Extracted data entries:
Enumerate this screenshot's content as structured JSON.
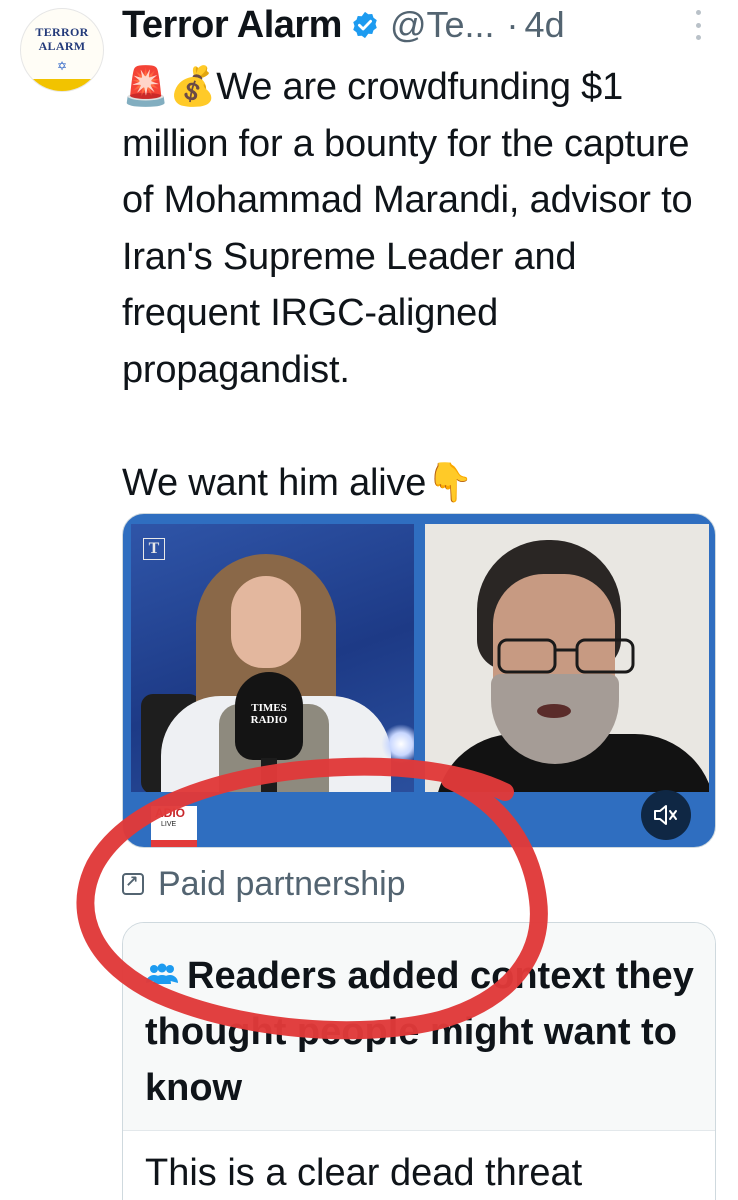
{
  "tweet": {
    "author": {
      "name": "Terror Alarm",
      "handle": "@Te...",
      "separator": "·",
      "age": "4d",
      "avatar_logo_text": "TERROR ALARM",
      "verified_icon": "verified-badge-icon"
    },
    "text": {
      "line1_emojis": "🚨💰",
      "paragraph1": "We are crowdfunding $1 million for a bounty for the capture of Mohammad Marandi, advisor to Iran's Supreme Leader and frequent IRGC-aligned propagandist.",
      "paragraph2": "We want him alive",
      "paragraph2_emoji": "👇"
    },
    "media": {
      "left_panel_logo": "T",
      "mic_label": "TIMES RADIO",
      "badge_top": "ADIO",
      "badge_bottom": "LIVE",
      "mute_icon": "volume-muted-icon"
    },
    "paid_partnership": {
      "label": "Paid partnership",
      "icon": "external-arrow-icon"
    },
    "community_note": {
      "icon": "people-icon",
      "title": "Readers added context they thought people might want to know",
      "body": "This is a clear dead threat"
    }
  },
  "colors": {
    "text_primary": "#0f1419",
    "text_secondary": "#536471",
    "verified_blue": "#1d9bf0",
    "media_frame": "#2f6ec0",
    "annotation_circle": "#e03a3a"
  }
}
* * *
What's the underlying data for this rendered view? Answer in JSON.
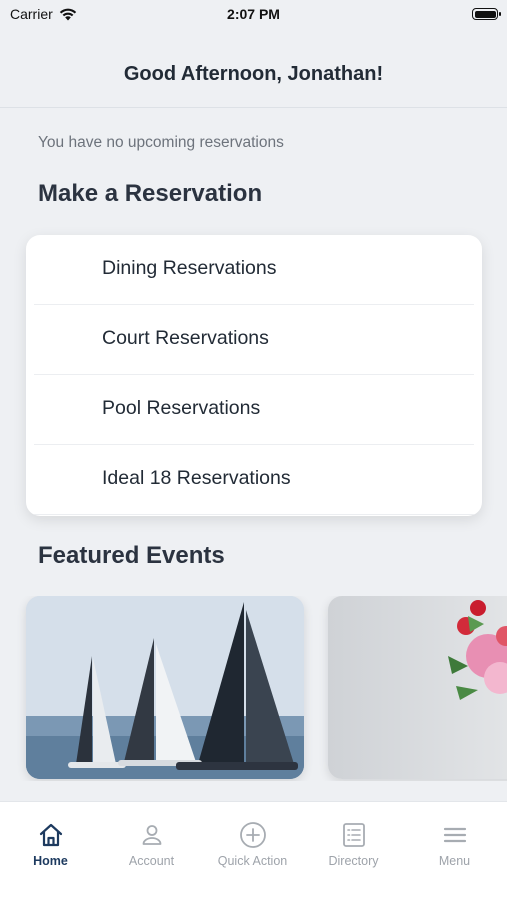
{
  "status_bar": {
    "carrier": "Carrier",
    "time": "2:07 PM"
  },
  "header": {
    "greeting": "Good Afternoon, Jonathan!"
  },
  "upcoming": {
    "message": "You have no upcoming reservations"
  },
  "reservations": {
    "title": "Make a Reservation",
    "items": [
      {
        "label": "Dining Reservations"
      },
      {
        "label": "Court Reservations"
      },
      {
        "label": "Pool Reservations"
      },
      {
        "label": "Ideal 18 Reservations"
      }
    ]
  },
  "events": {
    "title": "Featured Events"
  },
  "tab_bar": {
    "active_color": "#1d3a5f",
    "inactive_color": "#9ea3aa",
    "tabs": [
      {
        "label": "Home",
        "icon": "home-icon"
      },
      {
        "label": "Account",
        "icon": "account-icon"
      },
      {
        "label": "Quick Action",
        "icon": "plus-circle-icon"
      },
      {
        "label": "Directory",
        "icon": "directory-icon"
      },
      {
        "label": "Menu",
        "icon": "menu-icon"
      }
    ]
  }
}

**DIRECTIVE**
Using the records above, pull out each line where the word "people" occurs.

**TASK RESPONSE**
      "icon": "people-icon",
      "title": "Readers added context they thought people might want to know",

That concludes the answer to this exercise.